■ **Working data**

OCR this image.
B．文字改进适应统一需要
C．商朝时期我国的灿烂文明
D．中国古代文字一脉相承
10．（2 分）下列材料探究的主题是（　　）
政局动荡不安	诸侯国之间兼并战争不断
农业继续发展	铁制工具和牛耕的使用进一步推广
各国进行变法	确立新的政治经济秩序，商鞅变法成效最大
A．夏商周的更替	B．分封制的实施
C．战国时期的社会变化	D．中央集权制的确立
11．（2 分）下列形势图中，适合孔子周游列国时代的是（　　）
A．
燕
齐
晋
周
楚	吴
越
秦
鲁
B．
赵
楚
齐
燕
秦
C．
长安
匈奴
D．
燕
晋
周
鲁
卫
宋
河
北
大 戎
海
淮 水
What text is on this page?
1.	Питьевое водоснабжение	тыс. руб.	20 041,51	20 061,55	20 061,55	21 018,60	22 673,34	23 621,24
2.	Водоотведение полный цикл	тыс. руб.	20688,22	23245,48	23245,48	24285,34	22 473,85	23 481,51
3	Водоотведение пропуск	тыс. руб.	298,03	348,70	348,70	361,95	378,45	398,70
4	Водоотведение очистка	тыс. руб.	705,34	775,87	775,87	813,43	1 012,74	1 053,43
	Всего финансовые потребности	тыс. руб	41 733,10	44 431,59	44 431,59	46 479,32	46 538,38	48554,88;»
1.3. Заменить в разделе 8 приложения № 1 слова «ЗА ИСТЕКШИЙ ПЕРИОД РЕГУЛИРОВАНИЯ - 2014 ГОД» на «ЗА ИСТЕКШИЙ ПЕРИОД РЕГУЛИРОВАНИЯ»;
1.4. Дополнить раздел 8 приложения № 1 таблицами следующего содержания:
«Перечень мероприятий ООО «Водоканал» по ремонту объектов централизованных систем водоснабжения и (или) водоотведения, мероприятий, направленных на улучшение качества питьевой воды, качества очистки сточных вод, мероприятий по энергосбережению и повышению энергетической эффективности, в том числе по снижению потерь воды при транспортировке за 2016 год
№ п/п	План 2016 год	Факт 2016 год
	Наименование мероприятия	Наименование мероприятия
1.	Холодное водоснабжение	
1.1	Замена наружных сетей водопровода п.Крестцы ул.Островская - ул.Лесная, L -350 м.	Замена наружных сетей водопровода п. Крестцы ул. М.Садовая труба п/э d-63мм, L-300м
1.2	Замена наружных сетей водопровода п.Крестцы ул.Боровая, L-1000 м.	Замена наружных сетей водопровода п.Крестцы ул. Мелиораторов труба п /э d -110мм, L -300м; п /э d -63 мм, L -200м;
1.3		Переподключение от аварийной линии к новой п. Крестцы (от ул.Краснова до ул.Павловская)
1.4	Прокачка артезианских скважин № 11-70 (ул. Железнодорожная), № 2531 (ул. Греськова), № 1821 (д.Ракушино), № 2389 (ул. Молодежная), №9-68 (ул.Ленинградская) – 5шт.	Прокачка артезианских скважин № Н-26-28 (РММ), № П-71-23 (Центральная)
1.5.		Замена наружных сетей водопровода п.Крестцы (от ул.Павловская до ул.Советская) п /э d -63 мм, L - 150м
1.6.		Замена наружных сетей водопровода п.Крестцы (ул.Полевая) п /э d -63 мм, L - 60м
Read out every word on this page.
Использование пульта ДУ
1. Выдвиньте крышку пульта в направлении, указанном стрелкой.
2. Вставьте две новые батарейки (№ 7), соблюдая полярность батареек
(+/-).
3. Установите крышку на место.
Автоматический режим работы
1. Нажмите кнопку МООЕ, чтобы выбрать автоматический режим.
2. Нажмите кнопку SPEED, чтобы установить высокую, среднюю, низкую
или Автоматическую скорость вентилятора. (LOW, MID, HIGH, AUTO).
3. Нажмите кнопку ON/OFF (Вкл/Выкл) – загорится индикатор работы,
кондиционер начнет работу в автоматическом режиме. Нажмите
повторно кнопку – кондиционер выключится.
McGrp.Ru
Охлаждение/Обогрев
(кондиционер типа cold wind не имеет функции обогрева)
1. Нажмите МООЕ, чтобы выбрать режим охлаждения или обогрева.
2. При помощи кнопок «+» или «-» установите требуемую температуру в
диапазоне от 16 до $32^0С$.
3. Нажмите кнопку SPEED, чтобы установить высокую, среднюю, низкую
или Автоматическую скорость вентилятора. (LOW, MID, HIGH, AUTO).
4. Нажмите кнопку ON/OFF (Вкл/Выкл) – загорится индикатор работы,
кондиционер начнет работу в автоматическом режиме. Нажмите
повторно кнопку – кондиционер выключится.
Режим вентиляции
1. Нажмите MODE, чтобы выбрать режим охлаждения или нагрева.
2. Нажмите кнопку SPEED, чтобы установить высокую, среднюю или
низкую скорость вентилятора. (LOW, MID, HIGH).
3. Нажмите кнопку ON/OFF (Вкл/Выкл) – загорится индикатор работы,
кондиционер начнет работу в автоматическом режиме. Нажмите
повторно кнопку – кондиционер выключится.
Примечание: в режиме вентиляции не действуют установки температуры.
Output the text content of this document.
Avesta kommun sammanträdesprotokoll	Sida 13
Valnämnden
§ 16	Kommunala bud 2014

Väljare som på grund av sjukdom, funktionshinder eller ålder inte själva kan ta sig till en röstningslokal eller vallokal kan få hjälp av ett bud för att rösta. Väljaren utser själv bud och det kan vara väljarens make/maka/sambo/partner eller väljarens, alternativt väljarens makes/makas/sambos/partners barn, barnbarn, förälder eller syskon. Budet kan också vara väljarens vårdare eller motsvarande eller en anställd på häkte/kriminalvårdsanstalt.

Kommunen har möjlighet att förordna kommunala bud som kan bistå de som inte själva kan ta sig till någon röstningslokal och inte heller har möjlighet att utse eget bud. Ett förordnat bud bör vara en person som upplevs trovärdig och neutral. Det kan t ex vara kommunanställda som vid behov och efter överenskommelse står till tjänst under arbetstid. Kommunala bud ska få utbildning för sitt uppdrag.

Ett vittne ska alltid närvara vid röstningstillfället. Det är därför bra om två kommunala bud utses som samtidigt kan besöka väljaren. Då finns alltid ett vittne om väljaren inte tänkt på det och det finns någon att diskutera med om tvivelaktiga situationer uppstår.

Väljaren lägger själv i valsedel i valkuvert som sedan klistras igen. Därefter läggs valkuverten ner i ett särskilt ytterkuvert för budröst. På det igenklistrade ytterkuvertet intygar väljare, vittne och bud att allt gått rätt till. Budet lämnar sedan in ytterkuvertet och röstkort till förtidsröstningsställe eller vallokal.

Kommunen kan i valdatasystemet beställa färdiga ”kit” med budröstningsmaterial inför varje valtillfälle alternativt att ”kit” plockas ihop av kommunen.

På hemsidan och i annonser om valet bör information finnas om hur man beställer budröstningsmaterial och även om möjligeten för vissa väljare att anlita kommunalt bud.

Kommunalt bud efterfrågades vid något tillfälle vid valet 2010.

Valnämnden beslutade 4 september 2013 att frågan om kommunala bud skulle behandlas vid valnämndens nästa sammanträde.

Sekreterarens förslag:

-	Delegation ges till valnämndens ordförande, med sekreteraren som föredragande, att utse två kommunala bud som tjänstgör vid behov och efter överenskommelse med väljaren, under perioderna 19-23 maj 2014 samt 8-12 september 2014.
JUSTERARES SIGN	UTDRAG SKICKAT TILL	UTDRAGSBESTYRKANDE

■ **Your goal**
Check every line for "Павловская" and show the ones that have it.

■ **Output for this exercise**
1.3		Переподключение от аварийной линии к новой п. Крестцы (от ул.Краснова до ул.Павловская)
1.5.		Замена наружных сетей водопровода п.Крестцы (от ул.Павловская до ул.Советская) п /э d -63 мм, L - 150м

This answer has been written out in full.